# Start of Working data

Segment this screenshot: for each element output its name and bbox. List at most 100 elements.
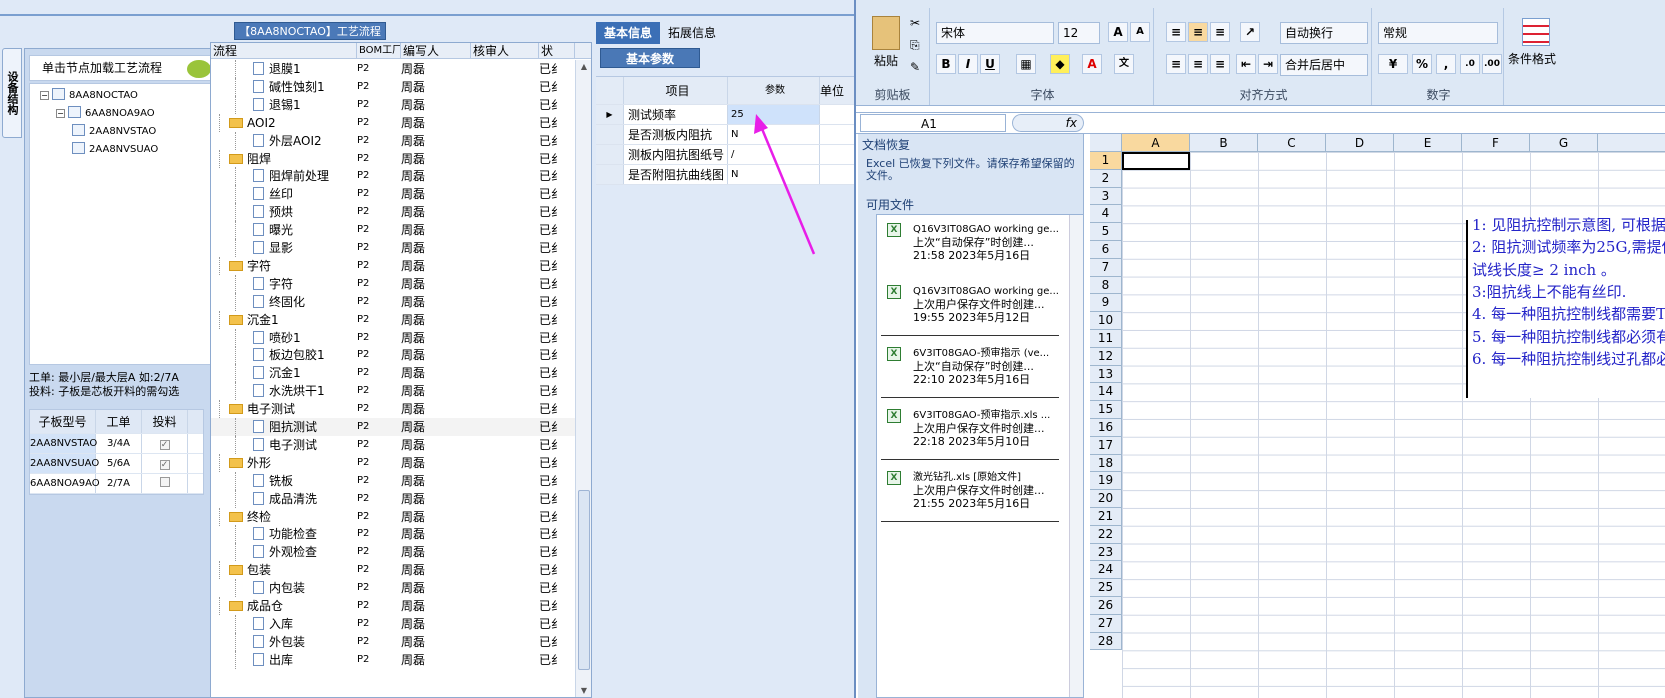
- sub-grid-col-header[interactable]: 投料: [142, 410, 188, 433]
- table-row[interactable]: 6AA8NOA9AO 2/7A: [30, 474, 203, 494]
- flow-scrollbar[interactable]: ▲ ▼: [575, 60, 591, 697]
- fx-icon[interactable]: fx: [1012, 114, 1084, 132]
- table-row[interactable]: 2AA8NVSUAO 5/6A ✓: [30, 454, 203, 474]
- row-header[interactable]: 18: [1090, 454, 1122, 473]
- side-tab-device-structure[interactable]: 设备结构: [2, 48, 22, 138]
- col-header-author[interactable]: 编写人: [401, 43, 471, 58]
- row-header[interactable]: 11: [1090, 329, 1122, 348]
- col-header-bom[interactable]: BOM工厂: [357, 43, 401, 58]
- col-header-flow[interactable]: 流程: [211, 43, 357, 58]
- param-col-header[interactable]: 项目: [624, 77, 728, 104]
- recovered-file[interactable]: X 6V3IT08GAO-预审指示.xls ... 上次用户保存文件时创建... 22…: [881, 405, 1065, 463]
- recovered-file[interactable]: X 6V3IT08GAO-预审指示 (ve... 上次“自动保存”时创建... 22:…: [881, 343, 1065, 401]
- row-header[interactable]: 16: [1090, 418, 1122, 437]
- column-header[interactable]: B: [1190, 134, 1258, 151]
- scroll-up-icon[interactable]: ▲: [579, 62, 589, 71]
- sub-grid-col-header[interactable]: 工单: [96, 410, 142, 433]
- wrap-text-button[interactable]: 自动换行: [1280, 22, 1368, 44]
- table-row[interactable]: 阻抗测试 P2 周磊 已纟: [211, 418, 576, 436]
- shrink-font-icon[interactable]: A: [1130, 22, 1150, 42]
- recovered-file[interactable]: X Q16V3IT08GAO working ge... 上次“自动保存”时创建..…: [881, 219, 1065, 277]
- row-header[interactable]: 19: [1090, 472, 1122, 491]
- table-row[interactable]: 丝印 P2 周磊 已纟: [211, 185, 576, 204]
- fill-color-icon[interactable]: ◆: [1050, 54, 1070, 74]
- row-header[interactable]: 4: [1090, 205, 1122, 224]
- align-center-icon[interactable]: ≡: [1188, 54, 1208, 74]
- table-row[interactable]: 退膜1 P2 周磊 已纟: [211, 60, 576, 78]
- row-header[interactable]: 12: [1090, 347, 1122, 366]
- collapse-icon[interactable]: −: [40, 91, 49, 100]
- copy-icon[interactable]: ⎘: [910, 38, 920, 53]
- row-header[interactable]: 7: [1090, 258, 1122, 277]
- row-header[interactable]: 5: [1090, 223, 1122, 241]
- table-row[interactable]: 功能检查 P2 周磊 已纟: [211, 525, 576, 544]
- column-header[interactable]: C: [1258, 134, 1326, 151]
- currency-icon[interactable]: ¥: [1378, 54, 1408, 74]
- param-col-header[interactable]: 参数: [728, 77, 820, 104]
- column-header[interactable]: F: [1462, 134, 1530, 151]
- name-box[interactable]: A1: [860, 114, 1006, 132]
- row-header[interactable]: 22: [1090, 525, 1122, 544]
- table-row[interactable]: 沉金1 P2 周磊 已纟: [211, 364, 576, 383]
- column-header[interactable]: G: [1530, 134, 1598, 151]
- tree-node[interactable]: − 8AA8NOCTAO: [40, 88, 138, 104]
- merge-center-button[interactable]: 合并后居中: [1280, 54, 1368, 76]
- table-row[interactable]: 预烘 P2 周磊 已纟: [211, 203, 576, 222]
- paste-button[interactable]: 粘贴: [874, 52, 898, 69]
- table-row[interactable]: 2AA8NVSTAO 3/4A ✓: [30, 434, 203, 454]
- row-header[interactable]: 17: [1090, 436, 1122, 455]
- column-header[interactable]: A: [1122, 134, 1190, 151]
- table-row[interactable]: 阻焊前处理 P2 周磊 已纟: [211, 167, 576, 186]
- column-header[interactable]: E: [1394, 134, 1462, 151]
- table-row[interactable]: 出库 P2 周磊 已纟: [211, 650, 576, 669]
- table-row[interactable]: 包装 P2 周磊 已纟: [211, 561, 576, 580]
- grow-font-icon[interactable]: A: [1108, 22, 1128, 42]
- row-header[interactable]: 6: [1090, 240, 1122, 259]
- table-row[interactable]: 沉金1 P2 周磊 已纟: [211, 310, 576, 329]
- row-header[interactable]: 21: [1090, 507, 1122, 526]
- recovery-scrollbar[interactable]: [1069, 215, 1083, 697]
- table-row[interactable]: 喷砂1 P2 周磊 已纟: [211, 328, 576, 347]
- notes-textbox[interactable]: 1: 见阻抗控制示意图, 可根据实际下模测 2: 阻抗测试频率为25G,需提供阻抗…: [1466, 216, 1665, 398]
- row-header[interactable]: 10: [1090, 312, 1122, 330]
- tree-node[interactable]: 2AA8NVSTAO: [72, 124, 156, 140]
- tree-node[interactable]: − 6AA8NOA9AO: [56, 106, 155, 122]
- paste-icon[interactable]: [872, 16, 900, 50]
- row-header[interactable]: 1: [1090, 152, 1122, 170]
- row-header[interactable]: 13: [1090, 365, 1122, 384]
- row-header[interactable]: 15: [1090, 401, 1122, 419]
- table-row[interactable]: 电子测试 P2 周磊 已纟: [211, 400, 576, 419]
- scroll-down-icon[interactable]: ▼: [579, 686, 589, 695]
- row-header[interactable]: 24: [1090, 561, 1122, 580]
- orientation-icon[interactable]: ↗: [1240, 22, 1260, 42]
- scroll-thumb[interactable]: [578, 490, 590, 670]
- material-checkbox[interactable]: [159, 477, 170, 487]
- border-icon[interactable]: ▦: [1016, 54, 1036, 74]
- table-row[interactable]: 电子测试 P2 周磊 已纟: [211, 435, 576, 454]
- recovered-file[interactable]: X 激光钻孔.xls [原始文件] 上次用户保存文件时创建... 21:55 2023…: [881, 467, 1065, 525]
- phonetic-icon[interactable]: 文: [1114, 54, 1134, 74]
- table-row[interactable]: 外层AOI2 P2 周磊 已纟: [211, 131, 576, 150]
- tab-basic-params[interactable]: 基本参数: [600, 48, 700, 68]
- comma-icon[interactable]: ,: [1436, 54, 1456, 74]
- conditional-format-button[interactable]: 条件格式: [1508, 50, 1556, 67]
- table-row[interactable]: 外形 P2 周磊 已纟: [211, 453, 576, 472]
- table-row[interactable]: AOI2 P2 周磊 已纟: [211, 113, 576, 132]
- bold-icon[interactable]: B: [936, 54, 956, 74]
- recovered-file[interactable]: X Q16V3IT08GAO working ge... 上次用户保存文件时创建..…: [881, 281, 1065, 339]
- sub-grid-col-header[interactable]: 子板型号: [30, 410, 96, 433]
- row-header[interactable]: 9: [1090, 294, 1122, 313]
- tab-basic-info[interactable]: 基本信息: [596, 22, 661, 44]
- increase-indent-icon[interactable]: ⇥: [1258, 54, 1278, 74]
- table-row[interactable]: 水洗烘干1 P2 周磊 已纟: [211, 382, 576, 401]
- font-name-select[interactable]: 宋体: [936, 22, 1054, 44]
- column-header[interactable]: D: [1326, 134, 1394, 151]
- row-header[interactable]: 23: [1090, 543, 1122, 562]
- table-row[interactable]: 成品仓 P2 周磊 已纟: [211, 597, 576, 615]
- number-format-select[interactable]: 常规: [1378, 22, 1498, 44]
- font-color-icon[interactable]: A: [1082, 54, 1102, 74]
- align-left-icon[interactable]: ≡: [1166, 54, 1186, 74]
- tree-node[interactable]: 2AA8NVSUAO: [72, 142, 158, 158]
- decrease-indent-icon[interactable]: ⇤: [1236, 54, 1256, 74]
- increase-decimal-icon[interactable]: .0: [1460, 54, 1480, 74]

# End of Working data

• **Stated exercise**: Copy the lines above word for word, starting with the line that contains "- sub-grid-col-header[interactable]: 投料: [142, 410, 188, 433]" and going on through the line that contains "- row-header[interactable]: 18: [1090, 454, 1122, 473]".

• **Answer**:
- sub-grid-col-header[interactable]: 投料: [142, 410, 188, 433]
- table-row[interactable]: 6AA8NOA9AO 2/7A: [30, 474, 203, 494]
- flow-scrollbar[interactable]: ▲ ▼: [575, 60, 591, 697]
- fx-icon[interactable]: fx: [1012, 114, 1084, 132]
- table-row[interactable]: 2AA8NVSUAO 5/6A ✓: [30, 454, 203, 474]
- row-header[interactable]: 18: [1090, 454, 1122, 473]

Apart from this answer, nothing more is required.